== TASK DETAILS ==
An exact copy of the records is required, minus the pictures they hold.
-------- INPUT FOR THIS TASK --------
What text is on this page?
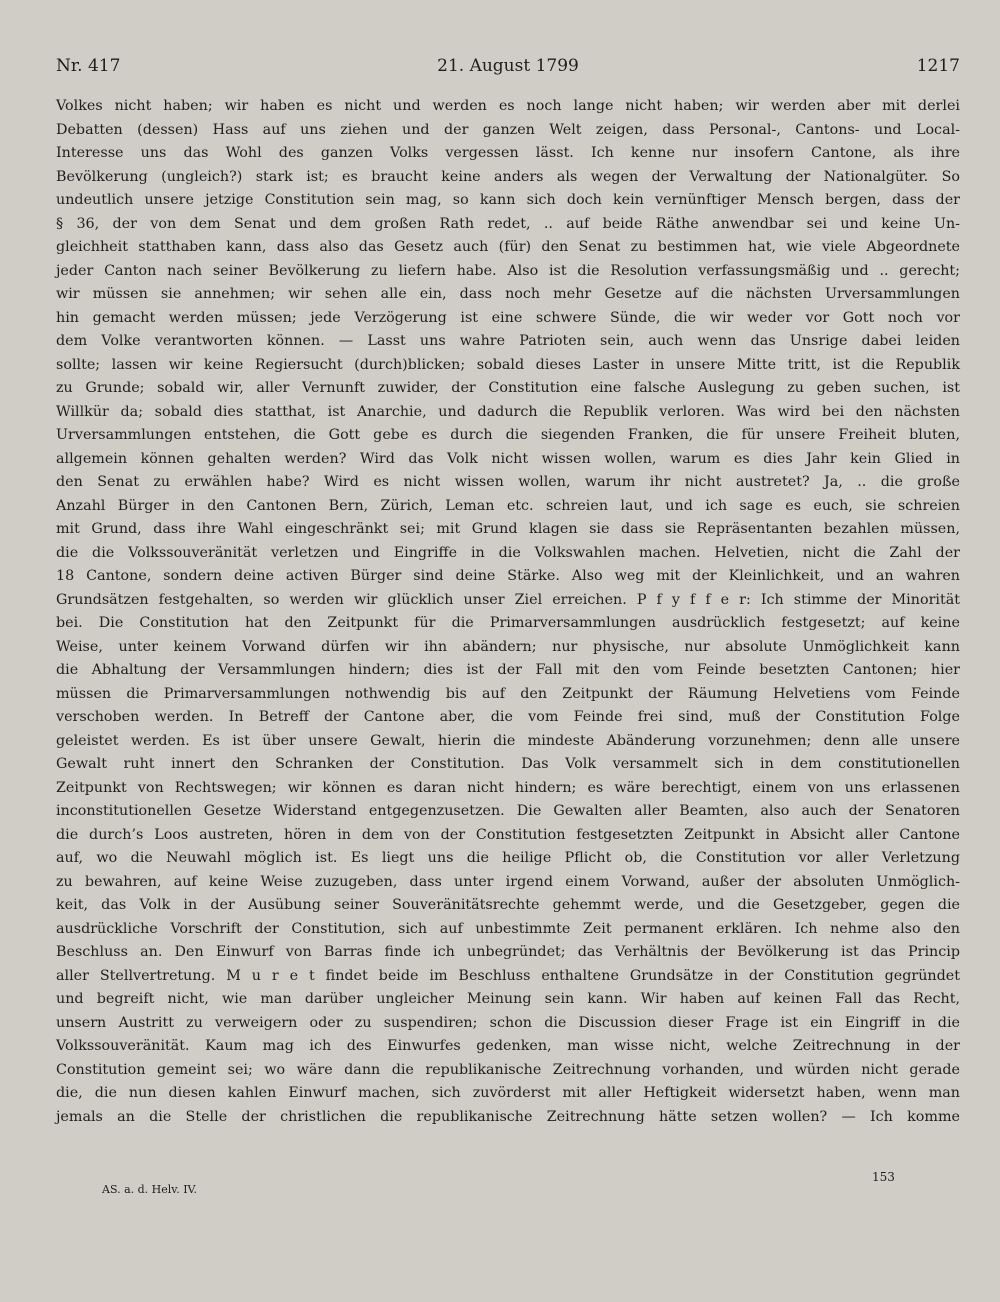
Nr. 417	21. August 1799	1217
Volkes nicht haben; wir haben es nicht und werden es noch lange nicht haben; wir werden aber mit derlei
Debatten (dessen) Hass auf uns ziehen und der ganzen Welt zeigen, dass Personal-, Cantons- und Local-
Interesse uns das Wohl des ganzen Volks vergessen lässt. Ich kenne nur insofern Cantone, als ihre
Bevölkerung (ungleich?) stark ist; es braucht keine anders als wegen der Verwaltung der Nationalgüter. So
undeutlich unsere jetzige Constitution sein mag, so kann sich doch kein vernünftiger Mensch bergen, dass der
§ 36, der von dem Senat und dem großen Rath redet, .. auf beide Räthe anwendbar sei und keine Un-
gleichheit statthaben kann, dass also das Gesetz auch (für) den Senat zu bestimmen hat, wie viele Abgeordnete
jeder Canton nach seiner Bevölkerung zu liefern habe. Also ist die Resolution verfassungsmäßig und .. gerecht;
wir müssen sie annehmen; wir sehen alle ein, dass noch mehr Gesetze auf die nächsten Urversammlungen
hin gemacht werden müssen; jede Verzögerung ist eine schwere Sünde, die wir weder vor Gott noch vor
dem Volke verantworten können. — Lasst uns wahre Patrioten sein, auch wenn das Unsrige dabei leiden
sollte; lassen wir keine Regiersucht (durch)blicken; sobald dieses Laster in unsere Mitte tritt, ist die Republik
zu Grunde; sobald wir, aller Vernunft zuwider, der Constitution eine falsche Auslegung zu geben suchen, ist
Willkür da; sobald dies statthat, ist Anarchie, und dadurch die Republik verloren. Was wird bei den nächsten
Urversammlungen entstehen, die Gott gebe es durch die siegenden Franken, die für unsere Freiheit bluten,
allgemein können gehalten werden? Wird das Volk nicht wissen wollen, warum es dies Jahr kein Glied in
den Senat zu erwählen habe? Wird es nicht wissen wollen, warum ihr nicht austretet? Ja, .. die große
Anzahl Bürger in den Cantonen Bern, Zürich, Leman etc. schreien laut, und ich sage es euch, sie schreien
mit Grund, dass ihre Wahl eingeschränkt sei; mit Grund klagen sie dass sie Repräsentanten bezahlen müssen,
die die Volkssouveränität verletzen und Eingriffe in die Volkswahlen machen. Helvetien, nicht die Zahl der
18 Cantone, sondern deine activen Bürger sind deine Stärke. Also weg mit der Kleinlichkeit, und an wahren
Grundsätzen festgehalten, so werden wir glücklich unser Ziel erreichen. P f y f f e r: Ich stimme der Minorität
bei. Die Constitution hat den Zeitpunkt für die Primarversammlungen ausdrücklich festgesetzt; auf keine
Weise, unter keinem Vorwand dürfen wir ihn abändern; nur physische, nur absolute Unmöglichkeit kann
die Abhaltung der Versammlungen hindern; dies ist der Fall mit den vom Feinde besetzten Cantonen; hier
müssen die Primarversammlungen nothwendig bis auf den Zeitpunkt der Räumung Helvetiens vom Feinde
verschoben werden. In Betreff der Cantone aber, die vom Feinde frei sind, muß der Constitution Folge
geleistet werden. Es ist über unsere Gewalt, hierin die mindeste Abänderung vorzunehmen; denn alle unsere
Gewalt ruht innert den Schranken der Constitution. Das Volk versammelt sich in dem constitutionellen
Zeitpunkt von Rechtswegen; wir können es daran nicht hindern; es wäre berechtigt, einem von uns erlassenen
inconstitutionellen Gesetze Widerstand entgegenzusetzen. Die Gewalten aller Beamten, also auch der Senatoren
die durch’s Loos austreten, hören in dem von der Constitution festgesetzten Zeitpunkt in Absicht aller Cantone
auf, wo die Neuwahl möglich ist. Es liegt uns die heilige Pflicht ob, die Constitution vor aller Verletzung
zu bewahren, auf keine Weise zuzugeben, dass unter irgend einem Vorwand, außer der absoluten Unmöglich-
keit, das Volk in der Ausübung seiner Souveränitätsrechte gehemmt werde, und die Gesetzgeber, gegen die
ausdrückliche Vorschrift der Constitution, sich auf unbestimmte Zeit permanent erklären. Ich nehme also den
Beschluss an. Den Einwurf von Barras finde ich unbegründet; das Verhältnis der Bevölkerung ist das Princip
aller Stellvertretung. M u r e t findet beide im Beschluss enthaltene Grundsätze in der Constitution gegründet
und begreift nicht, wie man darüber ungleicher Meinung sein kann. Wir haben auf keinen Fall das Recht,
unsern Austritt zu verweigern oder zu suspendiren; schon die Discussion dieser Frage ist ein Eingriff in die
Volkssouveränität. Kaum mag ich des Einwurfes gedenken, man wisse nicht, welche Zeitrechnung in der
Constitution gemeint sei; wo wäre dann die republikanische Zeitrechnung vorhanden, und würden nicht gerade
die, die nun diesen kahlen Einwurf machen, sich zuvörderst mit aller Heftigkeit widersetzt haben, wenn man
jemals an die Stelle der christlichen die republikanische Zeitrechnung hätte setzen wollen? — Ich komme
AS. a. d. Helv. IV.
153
--------
== OUTPUT OF THE EXERCISE ==
What text is on this page?
Nr. 417	21. August 1799	1217
Volkes nicht haben; wir haben es nicht und werden es noch lange nicht haben; wir werden aber mit derlei
Debatten (dessen) Hass auf uns ziehen und der ganzen Welt zeigen, dass Personal-, Cantons- und Local-
Interesse uns das Wohl des ganzen Volks vergessen lässt. Ich kenne nur insofern Cantone, als ihre
Bevölkerung (ungleich?) stark ist; es braucht keine anders als wegen der Verwaltung der Nationalgüter. So
undeutlich unsere jetzige Constitution sein mag, so kann sich doch kein vernünftiger Mensch bergen, dass der
§ 36, der von dem Senat und dem großen Rath redet, .. auf beide Räthe anwendbar sei und keine Un-
gleichheit statthaben kann, dass also das Gesetz auch (für) den Senat zu bestimmen hat, wie viele Abgeordnete
jeder Canton nach seiner Bevölkerung zu liefern habe. Also ist die Resolution verfassungsmäßig und .. gerecht;
wir müssen sie annehmen; wir sehen alle ein, dass noch mehr Gesetze auf die nächsten Urversammlungen
hin gemacht werden müssen; jede Verzögerung ist eine schwere Sünde, die wir weder vor Gott noch vor
dem Volke verantworten können. — Lasst uns wahre Patrioten sein, auch wenn das Unsrige dabei leiden
sollte; lassen wir keine Regiersucht (durch)blicken; sobald dieses Laster in unsere Mitte tritt, ist die Republik
zu Grunde; sobald wir, aller Vernunft zuwider, der Constitution eine falsche Auslegung zu geben suchen, ist
Willkür da; sobald dies statthat, ist Anarchie, und dadurch die Republik verloren. Was wird bei den nächsten
Urversammlungen entstehen, die Gott gebe es durch die siegenden Franken, die für unsere Freiheit bluten,
allgemein können gehalten werden? Wird das Volk nicht wissen wollen, warum es dies Jahr kein Glied in
den Senat zu erwählen habe? Wird es nicht wissen wollen, warum ihr nicht austretet? Ja, .. die große
Anzahl Bürger in den Cantonen Bern, Zürich, Leman etc. schreien laut, und ich sage es euch, sie schreien
mit Grund, dass ihre Wahl eingeschränkt sei; mit Grund klagen sie dass sie Repräsentanten bezahlen müssen,
die die Volkssouveränität verletzen und Eingriffe in die Volkswahlen machen. Helvetien, nicht die Zahl der
18 Cantone, sondern deine activen Bürger sind deine Stärke. Also weg mit der Kleinlichkeit, und an wahren
Grundsätzen festgehalten, so werden wir glücklich unser Ziel erreichen. P f y f f e r: Ich stimme der Minorität
bei. Die Constitution hat den Zeitpunkt für die Primarversammlungen ausdrücklich festgesetzt; auf keine
Weise, unter keinem Vorwand dürfen wir ihn abändern; nur physische, nur absolute Unmöglichkeit kann
die Abhaltung der Versammlungen hindern; dies ist der Fall mit den vom Feinde besetzten Cantonen; hier
müssen die Primarversammlungen nothwendig bis auf den Zeitpunkt der Räumung Helvetiens vom Feinde
verschoben werden. In Betreff der Cantone aber, die vom Feinde frei sind, muß der Constitution Folge
geleistet werden. Es ist über unsere Gewalt, hierin die mindeste Abänderung vorzunehmen; denn alle unsere
Gewalt ruht innert den Schranken der Constitution. Das Volk versammelt sich in dem constitutionellen
Zeitpunkt von Rechtswegen; wir können es daran nicht hindern; es wäre berechtigt, einem von uns erlassenen
inconstitutionellen Gesetze Widerstand entgegenzusetzen. Die Gewalten aller Beamten, also auch der Senatoren
die durch’s Loos austreten, hören in dem von der Constitution festgesetzten Zeitpunkt in Absicht aller Cantone
auf, wo die Neuwahl möglich ist. Es liegt uns die heilige Pflicht ob, die Constitution vor aller Verletzung
zu bewahren, auf keine Weise zuzugeben, dass unter irgend einem Vorwand, außer der absoluten Unmöglich-
keit, das Volk in der Ausübung seiner Souveränitätsrechte gehemmt werde, und die Gesetzgeber, gegen die
ausdrückliche Vorschrift der Constitution, sich auf unbestimmte Zeit permanent erklären. Ich nehme also den
Beschluss an. Den Einwurf von Barras finde ich unbegründet; das Verhältnis der Bevölkerung ist das Princip
aller Stellvertretung. M u r e t findet beide im Beschluss enthaltene Grundsätze in der Constitution gegründet
und begreift nicht, wie man darüber ungleicher Meinung sein kann. Wir haben auf keinen Fall das Recht,
unsern Austritt zu verweigern oder zu suspendiren; schon die Discussion dieser Frage ist ein Eingriff in die
Volkssouveränität. Kaum mag ich des Einwurfes gedenken, man wisse nicht, welche Zeitrechnung in der
Constitution gemeint sei; wo wäre dann die republikanische Zeitrechnung vorhanden, und würden nicht gerade
die, die nun diesen kahlen Einwurf machen, sich zuvörderst mit aller Heftigkeit widersetzt haben, wenn man
jemals an die Stelle der christlichen die republikanische Zeitrechnung hätte setzen wollen? — Ich komme
AS. a. d. Helv. IV.
153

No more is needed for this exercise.